** START Supplied data **
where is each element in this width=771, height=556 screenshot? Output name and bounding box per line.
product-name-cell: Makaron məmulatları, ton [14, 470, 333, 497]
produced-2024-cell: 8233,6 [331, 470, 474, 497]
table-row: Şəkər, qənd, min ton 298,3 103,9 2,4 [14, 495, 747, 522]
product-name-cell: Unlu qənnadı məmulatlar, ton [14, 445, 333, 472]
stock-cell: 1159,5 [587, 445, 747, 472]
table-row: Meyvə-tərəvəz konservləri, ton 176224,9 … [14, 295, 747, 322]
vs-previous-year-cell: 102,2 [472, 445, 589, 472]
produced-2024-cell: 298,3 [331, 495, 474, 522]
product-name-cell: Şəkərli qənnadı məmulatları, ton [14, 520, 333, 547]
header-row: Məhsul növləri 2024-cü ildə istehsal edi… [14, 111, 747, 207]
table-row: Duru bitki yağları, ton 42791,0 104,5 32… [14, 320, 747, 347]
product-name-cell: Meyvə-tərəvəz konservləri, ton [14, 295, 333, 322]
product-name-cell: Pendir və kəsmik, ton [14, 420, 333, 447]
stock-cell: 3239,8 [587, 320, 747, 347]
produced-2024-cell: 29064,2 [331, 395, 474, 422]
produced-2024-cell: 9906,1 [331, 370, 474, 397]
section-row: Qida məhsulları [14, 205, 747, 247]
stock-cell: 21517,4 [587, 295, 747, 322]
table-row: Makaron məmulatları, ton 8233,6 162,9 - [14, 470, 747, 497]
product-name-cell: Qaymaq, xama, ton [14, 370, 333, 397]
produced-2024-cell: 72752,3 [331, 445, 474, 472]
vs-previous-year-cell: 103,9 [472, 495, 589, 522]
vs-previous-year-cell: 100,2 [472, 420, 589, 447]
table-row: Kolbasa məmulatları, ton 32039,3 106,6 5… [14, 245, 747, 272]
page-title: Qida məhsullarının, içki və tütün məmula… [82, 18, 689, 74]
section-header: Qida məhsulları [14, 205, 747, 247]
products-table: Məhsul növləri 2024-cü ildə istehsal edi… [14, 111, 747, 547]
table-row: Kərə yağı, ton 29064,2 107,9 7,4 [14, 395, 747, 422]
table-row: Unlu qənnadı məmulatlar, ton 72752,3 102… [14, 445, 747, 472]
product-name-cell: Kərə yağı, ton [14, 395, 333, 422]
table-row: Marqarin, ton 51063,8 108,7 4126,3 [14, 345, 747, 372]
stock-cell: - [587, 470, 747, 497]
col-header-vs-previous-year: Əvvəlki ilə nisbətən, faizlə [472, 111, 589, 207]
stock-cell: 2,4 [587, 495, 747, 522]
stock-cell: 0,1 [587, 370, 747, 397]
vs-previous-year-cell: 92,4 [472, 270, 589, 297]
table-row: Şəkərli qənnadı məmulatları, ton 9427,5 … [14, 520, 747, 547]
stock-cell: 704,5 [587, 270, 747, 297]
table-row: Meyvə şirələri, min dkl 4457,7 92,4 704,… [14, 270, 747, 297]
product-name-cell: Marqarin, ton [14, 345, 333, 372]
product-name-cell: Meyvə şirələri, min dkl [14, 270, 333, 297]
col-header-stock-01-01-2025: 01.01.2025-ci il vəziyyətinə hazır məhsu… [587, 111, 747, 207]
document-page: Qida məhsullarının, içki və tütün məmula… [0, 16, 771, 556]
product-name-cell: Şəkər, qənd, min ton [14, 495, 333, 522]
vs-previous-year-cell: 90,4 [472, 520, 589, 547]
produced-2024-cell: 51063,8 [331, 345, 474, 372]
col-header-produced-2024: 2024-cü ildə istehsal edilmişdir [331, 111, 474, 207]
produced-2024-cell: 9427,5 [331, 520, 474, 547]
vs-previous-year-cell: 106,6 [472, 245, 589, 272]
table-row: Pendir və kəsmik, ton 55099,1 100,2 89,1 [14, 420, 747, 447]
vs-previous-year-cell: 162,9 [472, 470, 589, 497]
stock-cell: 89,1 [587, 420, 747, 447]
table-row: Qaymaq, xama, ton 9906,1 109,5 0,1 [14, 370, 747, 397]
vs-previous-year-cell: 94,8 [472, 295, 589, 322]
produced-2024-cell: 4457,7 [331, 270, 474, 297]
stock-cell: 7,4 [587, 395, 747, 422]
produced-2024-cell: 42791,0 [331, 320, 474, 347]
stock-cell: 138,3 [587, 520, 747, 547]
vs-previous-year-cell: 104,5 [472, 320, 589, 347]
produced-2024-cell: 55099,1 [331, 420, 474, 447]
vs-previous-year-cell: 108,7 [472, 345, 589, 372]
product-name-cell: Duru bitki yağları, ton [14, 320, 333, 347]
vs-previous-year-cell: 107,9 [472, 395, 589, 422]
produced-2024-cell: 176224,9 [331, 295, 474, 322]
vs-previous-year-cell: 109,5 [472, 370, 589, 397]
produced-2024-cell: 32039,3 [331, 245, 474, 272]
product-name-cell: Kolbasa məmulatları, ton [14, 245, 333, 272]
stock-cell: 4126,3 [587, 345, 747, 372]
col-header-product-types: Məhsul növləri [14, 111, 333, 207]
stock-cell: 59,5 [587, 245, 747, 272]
** END Supplied data **
*Problem to work on*:
Copy out every item above verbatim, one per line and in the same order, keeping each name, cell text and bounding box unchanged.

*Response to the exercise*:
where is each element in this width=771, height=556 screenshot? Output name and bounding box per line.
product-name-cell: Makaron məmulatları, ton [14, 470, 333, 497]
produced-2024-cell: 8233,6 [331, 470, 474, 497]
table-row: Şəkər, qənd, min ton 298,3 103,9 2,4 [14, 495, 747, 522]
product-name-cell: Unlu qənnadı məmulatlar, ton [14, 445, 333, 472]
stock-cell: 1159,5 [587, 445, 747, 472]
table-row: Meyvə-tərəvəz konservləri, ton 176224,9 … [14, 295, 747, 322]
vs-previous-year-cell: 102,2 [472, 445, 589, 472]
produced-2024-cell: 298,3 [331, 495, 474, 522]
product-name-cell: Şəkərli qənnadı məmulatları, ton [14, 520, 333, 547]
header-row: Məhsul növləri 2024-cü ildə istehsal edi… [14, 111, 747, 207]
table-row: Duru bitki yağları, ton 42791,0 104,5 32… [14, 320, 747, 347]
product-name-cell: Meyvə-tərəvəz konservləri, ton [14, 295, 333, 322]
product-name-cell: Pendir və kəsmik, ton [14, 420, 333, 447]
stock-cell: 3239,8 [587, 320, 747, 347]
produced-2024-cell: 29064,2 [331, 395, 474, 422]
produced-2024-cell: 9906,1 [331, 370, 474, 397]
section-row: Qida məhsulları [14, 205, 747, 247]
stock-cell: 21517,4 [587, 295, 747, 322]
table-row: Makaron məmulatları, ton 8233,6 162,9 - [14, 470, 747, 497]
product-name-cell: Qaymaq, xama, ton [14, 370, 333, 397]
produced-2024-cell: 72752,3 [331, 445, 474, 472]
vs-previous-year-cell: 103,9 [472, 495, 589, 522]
vs-previous-year-cell: 100,2 [472, 420, 589, 447]
table-row: Kolbasa məmulatları, ton 32039,3 106,6 5… [14, 245, 747, 272]
page-title: Qida məhsullarının, içki və tütün məmula… [82, 18, 689, 74]
section-header: Qida məhsulları [14, 205, 747, 247]
products-table: Məhsul növləri 2024-cü ildə istehsal edi… [14, 111, 747, 547]
table-row: Kərə yağı, ton 29064,2 107,9 7,4 [14, 395, 747, 422]
table-row: Unlu qənnadı məmulatlar, ton 72752,3 102… [14, 445, 747, 472]
product-name-cell: Kərə yağı, ton [14, 395, 333, 422]
table-row: Marqarin, ton 51063,8 108,7 4126,3 [14, 345, 747, 372]
stock-cell: - [587, 470, 747, 497]
col-header-vs-previous-year: Əvvəlki ilə nisbətən, faizlə [472, 111, 589, 207]
stock-cell: 2,4 [587, 495, 747, 522]
stock-cell: 0,1 [587, 370, 747, 397]
vs-previous-year-cell: 92,4 [472, 270, 589, 297]
table-row: Şəkərli qənnadı məmulatları, ton 9427,5 … [14, 520, 747, 547]
stock-cell: 704,5 [587, 270, 747, 297]
table-row: Meyvə şirələri, min dkl 4457,7 92,4 704,… [14, 270, 747, 297]
product-name-cell: Marqarin, ton [14, 345, 333, 372]
product-name-cell: Meyvə şirələri, min dkl [14, 270, 333, 297]
col-header-stock-01-01-2025: 01.01.2025-ci il vəziyyətinə hazır məhsu… [587, 111, 747, 207]
document-page: Qida məhsullarının, içki və tütün məmula… [0, 16, 771, 556]
product-name-cell: Şəkər, qənd, min ton [14, 495, 333, 522]
vs-previous-year-cell: 90,4 [472, 520, 589, 547]
produced-2024-cell: 51063,8 [331, 345, 474, 372]
col-header-produced-2024: 2024-cü ildə istehsal edilmişdir [331, 111, 474, 207]
produced-2024-cell: 9427,5 [331, 520, 474, 547]
vs-previous-year-cell: 106,6 [472, 245, 589, 272]
table-row: Pendir və kəsmik, ton 55099,1 100,2 89,1 [14, 420, 747, 447]
vs-previous-year-cell: 162,9 [472, 470, 589, 497]
stock-cell: 89,1 [587, 420, 747, 447]
table-row: Qaymaq, xama, ton 9906,1 109,5 0,1 [14, 370, 747, 397]
vs-previous-year-cell: 94,8 [472, 295, 589, 322]
produced-2024-cell: 4457,7 [331, 270, 474, 297]
stock-cell: 7,4 [587, 395, 747, 422]
produced-2024-cell: 42791,0 [331, 320, 474, 347]
stock-cell: 138,3 [587, 520, 747, 547]
vs-previous-year-cell: 104,5 [472, 320, 589, 347]
produced-2024-cell: 55099,1 [331, 420, 474, 447]
vs-previous-year-cell: 108,7 [472, 345, 589, 372]
product-name-cell: Duru bitki yağları, ton [14, 320, 333, 347]
vs-previous-year-cell: 107,9 [472, 395, 589, 422]
produced-2024-cell: 176224,9 [331, 295, 474, 322]
vs-previous-year-cell: 109,5 [472, 370, 589, 397]
produced-2024-cell: 32039,3 [331, 245, 474, 272]
product-name-cell: Kolbasa məmulatları, ton [14, 245, 333, 272]
stock-cell: 4126,3 [587, 345, 747, 372]
col-header-product-types: Məhsul növləri [14, 111, 333, 207]
stock-cell: 59,5 [587, 245, 747, 272]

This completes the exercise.